Chart and figure data:
##############################
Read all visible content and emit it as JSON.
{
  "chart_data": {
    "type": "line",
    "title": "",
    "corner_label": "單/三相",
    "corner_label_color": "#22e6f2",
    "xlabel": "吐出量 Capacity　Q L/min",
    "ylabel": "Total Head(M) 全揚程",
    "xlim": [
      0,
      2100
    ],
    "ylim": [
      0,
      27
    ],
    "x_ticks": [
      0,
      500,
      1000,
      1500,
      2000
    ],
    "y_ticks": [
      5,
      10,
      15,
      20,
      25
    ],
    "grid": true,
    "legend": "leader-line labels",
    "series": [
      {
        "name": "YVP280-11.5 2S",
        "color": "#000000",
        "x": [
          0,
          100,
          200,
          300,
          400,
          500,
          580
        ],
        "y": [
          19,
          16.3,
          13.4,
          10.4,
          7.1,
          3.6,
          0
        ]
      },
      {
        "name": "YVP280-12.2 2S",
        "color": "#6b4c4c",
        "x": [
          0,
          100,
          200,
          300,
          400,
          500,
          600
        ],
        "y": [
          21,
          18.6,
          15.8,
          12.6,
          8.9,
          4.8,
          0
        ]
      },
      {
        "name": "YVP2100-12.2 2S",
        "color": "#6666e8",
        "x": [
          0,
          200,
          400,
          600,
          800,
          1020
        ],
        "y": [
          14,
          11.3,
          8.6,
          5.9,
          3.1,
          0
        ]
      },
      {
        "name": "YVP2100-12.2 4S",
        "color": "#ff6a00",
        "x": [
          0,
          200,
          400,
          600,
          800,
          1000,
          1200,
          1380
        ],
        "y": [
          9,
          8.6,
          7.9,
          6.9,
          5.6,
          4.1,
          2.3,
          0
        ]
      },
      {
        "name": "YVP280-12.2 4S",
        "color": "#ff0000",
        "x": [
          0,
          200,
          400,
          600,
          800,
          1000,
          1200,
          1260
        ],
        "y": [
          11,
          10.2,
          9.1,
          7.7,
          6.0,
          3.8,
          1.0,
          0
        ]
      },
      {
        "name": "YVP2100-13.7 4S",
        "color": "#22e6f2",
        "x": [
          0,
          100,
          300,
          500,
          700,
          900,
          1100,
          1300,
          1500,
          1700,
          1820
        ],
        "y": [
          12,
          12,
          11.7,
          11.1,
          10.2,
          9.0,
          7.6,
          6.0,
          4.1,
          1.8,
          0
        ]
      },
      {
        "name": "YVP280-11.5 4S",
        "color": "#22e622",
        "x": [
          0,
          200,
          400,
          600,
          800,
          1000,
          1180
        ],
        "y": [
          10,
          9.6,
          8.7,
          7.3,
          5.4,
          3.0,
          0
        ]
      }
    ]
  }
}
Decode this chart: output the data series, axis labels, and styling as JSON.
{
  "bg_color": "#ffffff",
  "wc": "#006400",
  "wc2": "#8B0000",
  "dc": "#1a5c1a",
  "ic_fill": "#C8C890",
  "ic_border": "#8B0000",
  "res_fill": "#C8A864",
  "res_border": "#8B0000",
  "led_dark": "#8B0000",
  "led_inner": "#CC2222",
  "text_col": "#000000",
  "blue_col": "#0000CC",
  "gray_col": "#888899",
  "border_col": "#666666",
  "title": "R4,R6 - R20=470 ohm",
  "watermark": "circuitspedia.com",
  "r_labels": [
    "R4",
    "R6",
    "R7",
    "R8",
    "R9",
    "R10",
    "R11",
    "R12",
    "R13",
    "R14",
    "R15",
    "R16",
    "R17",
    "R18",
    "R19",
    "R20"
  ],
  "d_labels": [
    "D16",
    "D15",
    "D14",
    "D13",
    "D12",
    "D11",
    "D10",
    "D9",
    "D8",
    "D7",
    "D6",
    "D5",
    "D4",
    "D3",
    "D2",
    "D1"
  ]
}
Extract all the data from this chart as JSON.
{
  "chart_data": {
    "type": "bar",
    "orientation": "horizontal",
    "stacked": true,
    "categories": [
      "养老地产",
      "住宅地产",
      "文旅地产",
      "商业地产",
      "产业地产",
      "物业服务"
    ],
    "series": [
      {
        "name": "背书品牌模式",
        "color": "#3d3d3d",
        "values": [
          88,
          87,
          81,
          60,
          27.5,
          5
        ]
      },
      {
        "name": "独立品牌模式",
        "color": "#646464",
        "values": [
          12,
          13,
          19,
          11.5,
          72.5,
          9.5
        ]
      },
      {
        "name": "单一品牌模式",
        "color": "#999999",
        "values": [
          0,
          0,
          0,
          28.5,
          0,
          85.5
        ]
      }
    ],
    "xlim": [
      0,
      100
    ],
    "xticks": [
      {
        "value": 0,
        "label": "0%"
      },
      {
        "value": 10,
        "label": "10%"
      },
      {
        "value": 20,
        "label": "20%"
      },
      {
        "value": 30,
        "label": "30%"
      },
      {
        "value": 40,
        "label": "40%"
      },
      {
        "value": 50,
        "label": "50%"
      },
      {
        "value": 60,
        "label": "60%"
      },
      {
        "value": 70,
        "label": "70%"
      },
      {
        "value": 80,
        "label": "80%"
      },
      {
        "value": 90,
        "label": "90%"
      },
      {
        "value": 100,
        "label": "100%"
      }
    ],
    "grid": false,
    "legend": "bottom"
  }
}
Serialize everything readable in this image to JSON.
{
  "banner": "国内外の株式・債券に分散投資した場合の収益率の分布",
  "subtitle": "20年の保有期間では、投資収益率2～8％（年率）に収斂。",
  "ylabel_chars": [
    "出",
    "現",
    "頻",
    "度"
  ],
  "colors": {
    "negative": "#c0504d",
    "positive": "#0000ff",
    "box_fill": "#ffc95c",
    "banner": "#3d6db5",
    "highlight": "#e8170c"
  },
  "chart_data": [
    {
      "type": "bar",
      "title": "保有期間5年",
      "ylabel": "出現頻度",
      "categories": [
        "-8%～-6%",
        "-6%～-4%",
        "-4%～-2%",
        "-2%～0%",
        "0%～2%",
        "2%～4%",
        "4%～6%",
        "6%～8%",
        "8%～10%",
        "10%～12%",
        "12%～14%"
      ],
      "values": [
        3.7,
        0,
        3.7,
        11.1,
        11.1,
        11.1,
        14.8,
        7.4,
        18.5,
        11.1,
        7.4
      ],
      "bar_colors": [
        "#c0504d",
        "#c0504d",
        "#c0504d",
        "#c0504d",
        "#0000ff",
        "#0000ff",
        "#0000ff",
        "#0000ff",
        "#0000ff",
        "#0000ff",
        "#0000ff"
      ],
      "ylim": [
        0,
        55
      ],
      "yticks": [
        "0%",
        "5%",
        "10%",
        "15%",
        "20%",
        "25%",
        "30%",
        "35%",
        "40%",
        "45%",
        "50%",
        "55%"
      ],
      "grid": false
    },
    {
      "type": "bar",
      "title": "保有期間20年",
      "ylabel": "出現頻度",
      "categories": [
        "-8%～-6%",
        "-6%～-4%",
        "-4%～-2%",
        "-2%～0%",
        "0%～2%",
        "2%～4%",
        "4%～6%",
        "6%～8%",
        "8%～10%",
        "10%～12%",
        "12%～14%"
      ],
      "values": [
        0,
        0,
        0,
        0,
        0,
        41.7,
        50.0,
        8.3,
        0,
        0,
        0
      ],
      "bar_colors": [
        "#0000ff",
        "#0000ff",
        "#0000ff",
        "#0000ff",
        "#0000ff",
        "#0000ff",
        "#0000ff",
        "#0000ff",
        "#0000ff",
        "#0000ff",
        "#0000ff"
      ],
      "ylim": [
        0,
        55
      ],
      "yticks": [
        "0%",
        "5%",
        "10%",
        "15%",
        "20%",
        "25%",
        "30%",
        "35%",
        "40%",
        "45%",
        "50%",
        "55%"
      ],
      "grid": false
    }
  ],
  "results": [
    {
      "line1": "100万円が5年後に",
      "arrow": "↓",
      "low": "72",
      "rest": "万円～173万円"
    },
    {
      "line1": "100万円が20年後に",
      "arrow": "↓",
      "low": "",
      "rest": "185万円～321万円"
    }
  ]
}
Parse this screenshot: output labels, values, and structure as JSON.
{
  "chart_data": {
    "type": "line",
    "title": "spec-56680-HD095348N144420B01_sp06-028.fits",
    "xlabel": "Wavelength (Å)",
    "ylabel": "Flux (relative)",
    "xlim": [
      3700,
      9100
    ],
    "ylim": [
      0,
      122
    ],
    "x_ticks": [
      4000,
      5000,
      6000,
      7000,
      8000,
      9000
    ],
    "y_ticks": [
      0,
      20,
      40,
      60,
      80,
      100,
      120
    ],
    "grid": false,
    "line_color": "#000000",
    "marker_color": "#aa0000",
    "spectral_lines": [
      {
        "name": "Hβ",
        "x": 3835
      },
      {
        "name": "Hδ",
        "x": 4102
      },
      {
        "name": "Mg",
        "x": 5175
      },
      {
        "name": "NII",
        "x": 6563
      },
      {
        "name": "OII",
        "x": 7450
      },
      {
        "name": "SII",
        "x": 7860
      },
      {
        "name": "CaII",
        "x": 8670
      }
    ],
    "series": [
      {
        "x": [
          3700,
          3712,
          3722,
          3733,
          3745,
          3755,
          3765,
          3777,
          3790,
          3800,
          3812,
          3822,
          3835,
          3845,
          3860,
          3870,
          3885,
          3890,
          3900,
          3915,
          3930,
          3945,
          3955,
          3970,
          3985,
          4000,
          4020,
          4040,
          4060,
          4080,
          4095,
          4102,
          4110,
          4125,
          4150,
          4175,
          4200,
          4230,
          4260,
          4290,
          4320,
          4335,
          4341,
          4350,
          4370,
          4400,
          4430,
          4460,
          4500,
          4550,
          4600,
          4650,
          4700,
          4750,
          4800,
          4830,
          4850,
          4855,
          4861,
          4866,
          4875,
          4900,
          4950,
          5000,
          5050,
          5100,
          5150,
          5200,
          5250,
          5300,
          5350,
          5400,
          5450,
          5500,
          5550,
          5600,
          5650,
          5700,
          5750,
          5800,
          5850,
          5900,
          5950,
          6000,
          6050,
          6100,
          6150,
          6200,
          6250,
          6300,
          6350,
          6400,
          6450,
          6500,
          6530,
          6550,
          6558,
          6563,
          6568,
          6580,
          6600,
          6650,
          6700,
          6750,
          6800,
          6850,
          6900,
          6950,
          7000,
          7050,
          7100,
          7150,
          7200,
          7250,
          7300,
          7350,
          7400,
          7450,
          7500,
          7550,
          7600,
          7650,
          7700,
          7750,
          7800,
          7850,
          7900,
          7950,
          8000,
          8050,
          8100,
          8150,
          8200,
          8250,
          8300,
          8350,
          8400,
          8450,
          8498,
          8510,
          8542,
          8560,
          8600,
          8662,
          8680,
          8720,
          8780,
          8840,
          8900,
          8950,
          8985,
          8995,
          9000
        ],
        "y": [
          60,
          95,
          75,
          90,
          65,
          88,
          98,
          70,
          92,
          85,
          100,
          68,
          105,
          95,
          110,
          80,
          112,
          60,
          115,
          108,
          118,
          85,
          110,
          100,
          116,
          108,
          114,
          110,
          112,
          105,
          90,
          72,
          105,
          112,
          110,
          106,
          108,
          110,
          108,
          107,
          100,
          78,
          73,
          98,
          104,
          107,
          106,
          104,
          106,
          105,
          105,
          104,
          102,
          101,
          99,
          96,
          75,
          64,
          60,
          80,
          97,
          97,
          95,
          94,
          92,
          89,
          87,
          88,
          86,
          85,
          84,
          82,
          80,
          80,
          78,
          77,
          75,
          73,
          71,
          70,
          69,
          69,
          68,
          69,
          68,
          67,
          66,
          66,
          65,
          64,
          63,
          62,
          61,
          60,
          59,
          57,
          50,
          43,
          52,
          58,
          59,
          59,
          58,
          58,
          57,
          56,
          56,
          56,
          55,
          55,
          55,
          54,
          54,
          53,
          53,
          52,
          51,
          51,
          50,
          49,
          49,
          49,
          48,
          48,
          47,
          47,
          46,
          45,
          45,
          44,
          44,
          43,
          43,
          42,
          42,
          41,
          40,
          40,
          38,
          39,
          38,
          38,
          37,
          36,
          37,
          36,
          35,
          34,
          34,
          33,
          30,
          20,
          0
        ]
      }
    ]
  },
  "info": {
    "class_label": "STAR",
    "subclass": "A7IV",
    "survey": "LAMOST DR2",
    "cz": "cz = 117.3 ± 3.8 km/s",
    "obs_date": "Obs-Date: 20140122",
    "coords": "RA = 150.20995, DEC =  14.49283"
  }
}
##############################
| SHORT EXERCISE |
Identify and extract each line of the listing that contains "legend".

| ANSWER |
    "legend": "leader-line labels",
    "legend": "bottom"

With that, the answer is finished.